Return all lines in the material below that contain "διαφορετική".

Data to process>

Start

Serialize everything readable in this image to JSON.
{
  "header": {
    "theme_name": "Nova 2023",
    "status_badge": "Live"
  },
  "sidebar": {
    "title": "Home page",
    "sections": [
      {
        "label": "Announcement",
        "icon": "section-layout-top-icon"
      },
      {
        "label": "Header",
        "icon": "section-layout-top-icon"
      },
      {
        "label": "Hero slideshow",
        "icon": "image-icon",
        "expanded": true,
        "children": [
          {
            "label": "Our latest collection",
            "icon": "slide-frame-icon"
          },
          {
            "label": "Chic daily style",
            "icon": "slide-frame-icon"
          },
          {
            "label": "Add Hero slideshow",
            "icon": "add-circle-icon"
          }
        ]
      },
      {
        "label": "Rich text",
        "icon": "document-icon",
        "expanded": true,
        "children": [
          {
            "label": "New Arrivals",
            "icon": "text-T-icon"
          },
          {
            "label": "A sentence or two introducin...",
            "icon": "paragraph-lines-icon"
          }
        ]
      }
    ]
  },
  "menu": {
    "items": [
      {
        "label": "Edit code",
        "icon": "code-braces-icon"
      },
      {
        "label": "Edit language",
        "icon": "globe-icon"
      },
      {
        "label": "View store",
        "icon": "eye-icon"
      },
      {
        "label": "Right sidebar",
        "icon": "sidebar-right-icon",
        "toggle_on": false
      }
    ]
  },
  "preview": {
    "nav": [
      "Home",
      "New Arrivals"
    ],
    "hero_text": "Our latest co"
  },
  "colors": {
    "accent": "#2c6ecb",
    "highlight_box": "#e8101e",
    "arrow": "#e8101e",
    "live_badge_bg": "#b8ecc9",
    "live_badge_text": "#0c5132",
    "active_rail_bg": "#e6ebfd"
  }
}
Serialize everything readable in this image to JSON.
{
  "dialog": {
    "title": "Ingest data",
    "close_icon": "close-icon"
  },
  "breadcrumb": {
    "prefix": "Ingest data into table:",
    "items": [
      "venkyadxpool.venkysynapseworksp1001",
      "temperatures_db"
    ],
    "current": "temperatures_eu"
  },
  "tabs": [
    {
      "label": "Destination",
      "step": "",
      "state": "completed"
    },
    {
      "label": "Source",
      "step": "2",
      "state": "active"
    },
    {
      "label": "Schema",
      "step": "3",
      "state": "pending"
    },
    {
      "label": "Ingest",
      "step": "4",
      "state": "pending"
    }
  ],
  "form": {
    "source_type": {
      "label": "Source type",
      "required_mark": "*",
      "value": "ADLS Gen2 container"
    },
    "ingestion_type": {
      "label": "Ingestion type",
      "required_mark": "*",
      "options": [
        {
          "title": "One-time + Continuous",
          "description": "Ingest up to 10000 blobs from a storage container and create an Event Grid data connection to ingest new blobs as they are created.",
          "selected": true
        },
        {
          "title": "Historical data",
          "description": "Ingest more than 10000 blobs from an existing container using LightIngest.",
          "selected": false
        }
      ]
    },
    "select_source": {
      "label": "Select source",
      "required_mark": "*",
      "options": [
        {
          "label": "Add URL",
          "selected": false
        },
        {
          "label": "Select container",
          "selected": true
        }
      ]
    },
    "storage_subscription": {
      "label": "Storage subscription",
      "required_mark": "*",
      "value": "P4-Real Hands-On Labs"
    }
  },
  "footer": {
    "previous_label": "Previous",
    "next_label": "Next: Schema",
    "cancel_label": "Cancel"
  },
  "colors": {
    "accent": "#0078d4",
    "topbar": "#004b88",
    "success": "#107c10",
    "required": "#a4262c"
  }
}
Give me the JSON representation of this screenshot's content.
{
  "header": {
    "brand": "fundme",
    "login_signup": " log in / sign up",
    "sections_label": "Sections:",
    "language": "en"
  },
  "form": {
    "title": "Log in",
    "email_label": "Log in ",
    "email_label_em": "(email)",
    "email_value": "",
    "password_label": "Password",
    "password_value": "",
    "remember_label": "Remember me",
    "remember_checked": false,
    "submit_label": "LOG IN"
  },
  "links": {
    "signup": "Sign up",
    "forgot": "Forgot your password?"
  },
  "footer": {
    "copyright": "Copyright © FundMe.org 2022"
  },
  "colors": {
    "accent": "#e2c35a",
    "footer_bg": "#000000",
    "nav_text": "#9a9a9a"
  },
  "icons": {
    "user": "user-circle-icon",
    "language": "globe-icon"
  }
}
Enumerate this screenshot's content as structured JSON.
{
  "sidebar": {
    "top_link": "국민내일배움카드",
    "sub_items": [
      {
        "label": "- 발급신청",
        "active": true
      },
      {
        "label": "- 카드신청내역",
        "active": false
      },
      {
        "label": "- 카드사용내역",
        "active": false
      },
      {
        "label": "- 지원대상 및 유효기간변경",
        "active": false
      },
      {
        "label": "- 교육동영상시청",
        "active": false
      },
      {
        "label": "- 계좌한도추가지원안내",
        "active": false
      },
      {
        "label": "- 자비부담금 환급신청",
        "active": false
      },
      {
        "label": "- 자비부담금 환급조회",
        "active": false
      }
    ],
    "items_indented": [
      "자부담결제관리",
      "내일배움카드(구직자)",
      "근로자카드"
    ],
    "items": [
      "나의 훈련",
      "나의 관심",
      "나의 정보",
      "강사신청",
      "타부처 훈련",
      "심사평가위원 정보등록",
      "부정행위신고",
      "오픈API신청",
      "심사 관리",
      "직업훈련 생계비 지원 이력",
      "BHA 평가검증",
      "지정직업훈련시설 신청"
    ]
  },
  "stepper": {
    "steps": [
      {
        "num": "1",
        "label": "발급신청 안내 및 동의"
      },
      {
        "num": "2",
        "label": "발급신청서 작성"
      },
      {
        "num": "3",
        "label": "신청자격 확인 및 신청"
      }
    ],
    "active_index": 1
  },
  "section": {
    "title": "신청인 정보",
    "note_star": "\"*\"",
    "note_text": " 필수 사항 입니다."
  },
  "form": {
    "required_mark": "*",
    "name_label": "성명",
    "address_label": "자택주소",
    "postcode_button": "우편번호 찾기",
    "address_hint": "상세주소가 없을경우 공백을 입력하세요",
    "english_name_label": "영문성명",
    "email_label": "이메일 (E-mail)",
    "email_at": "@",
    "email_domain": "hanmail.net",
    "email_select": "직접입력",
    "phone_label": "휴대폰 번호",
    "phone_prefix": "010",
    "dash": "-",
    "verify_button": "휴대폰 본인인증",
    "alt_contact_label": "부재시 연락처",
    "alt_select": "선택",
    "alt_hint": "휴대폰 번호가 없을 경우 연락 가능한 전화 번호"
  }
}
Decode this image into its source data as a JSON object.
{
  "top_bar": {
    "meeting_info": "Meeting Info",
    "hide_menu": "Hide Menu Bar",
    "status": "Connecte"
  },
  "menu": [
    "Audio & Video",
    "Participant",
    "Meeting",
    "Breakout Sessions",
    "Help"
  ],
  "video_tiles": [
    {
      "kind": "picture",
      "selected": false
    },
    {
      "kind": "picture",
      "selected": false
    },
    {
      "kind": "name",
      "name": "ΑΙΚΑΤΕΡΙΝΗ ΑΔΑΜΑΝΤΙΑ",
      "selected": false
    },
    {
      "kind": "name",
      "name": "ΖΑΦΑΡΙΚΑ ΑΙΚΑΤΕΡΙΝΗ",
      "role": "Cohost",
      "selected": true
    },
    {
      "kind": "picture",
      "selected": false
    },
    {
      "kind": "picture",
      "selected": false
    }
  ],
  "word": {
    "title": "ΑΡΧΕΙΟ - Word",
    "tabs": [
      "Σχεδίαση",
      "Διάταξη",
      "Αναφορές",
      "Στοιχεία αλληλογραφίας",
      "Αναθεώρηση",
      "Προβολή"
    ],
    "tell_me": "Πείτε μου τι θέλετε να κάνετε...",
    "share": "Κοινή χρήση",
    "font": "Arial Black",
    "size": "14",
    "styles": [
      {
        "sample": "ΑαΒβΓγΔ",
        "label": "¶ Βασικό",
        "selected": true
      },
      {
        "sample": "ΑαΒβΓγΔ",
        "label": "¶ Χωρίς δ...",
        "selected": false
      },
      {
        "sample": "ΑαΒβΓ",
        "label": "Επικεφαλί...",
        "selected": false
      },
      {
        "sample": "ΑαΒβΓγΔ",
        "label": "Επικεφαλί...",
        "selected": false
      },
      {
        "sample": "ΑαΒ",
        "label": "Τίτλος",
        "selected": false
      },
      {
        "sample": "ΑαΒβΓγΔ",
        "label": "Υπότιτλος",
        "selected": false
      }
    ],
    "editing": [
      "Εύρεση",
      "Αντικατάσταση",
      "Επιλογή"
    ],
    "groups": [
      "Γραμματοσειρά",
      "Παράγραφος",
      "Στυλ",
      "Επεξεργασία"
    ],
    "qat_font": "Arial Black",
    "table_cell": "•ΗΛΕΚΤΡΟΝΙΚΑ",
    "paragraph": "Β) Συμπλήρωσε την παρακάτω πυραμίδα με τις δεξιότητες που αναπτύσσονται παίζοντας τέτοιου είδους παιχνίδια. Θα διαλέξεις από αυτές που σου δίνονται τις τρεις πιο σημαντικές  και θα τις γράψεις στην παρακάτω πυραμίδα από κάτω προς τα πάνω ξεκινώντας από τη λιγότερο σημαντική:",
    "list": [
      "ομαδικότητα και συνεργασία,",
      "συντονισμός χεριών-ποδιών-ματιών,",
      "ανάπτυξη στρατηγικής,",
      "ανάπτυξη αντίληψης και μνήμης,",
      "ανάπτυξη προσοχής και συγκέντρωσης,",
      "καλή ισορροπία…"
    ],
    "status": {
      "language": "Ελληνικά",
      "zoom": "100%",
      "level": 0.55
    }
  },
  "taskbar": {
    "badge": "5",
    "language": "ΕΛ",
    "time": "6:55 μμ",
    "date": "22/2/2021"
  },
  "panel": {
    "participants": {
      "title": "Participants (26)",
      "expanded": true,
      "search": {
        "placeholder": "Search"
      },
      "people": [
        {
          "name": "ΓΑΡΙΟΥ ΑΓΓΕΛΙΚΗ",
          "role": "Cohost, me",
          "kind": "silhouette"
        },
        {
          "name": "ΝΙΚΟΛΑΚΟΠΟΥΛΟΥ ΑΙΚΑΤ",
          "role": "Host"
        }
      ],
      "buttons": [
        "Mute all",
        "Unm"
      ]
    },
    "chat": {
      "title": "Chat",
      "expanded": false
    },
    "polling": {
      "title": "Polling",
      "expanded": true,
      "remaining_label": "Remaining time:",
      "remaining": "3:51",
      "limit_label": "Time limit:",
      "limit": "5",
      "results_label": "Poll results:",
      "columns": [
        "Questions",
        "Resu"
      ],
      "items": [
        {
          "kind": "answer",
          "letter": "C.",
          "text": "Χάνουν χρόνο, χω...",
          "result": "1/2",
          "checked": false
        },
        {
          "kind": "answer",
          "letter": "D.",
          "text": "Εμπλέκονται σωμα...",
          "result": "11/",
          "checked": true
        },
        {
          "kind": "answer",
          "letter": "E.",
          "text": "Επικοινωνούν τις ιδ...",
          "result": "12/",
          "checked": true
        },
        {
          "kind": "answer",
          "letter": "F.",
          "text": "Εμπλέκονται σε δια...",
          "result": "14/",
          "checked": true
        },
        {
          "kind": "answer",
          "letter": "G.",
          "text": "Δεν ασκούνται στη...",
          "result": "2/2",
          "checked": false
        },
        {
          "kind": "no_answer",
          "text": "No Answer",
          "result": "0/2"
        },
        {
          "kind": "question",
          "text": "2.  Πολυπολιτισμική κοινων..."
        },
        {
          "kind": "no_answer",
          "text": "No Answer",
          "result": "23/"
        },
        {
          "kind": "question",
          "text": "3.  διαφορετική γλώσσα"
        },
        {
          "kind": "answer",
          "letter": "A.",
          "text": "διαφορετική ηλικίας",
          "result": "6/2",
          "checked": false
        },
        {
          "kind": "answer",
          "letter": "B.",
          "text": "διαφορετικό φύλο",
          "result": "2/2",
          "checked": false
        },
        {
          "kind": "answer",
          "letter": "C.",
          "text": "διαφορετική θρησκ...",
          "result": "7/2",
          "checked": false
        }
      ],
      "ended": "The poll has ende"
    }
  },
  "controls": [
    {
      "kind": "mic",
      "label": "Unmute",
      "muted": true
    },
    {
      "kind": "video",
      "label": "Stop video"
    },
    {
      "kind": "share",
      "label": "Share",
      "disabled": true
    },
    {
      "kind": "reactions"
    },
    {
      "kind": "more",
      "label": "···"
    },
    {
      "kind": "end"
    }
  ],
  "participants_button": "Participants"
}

End

Finished answer>
          "text": "3.  διαφορετική γλώσσα"
          "text": "διαφορετική ηλικίας",
          "text": "διαφορετική θρησκ...",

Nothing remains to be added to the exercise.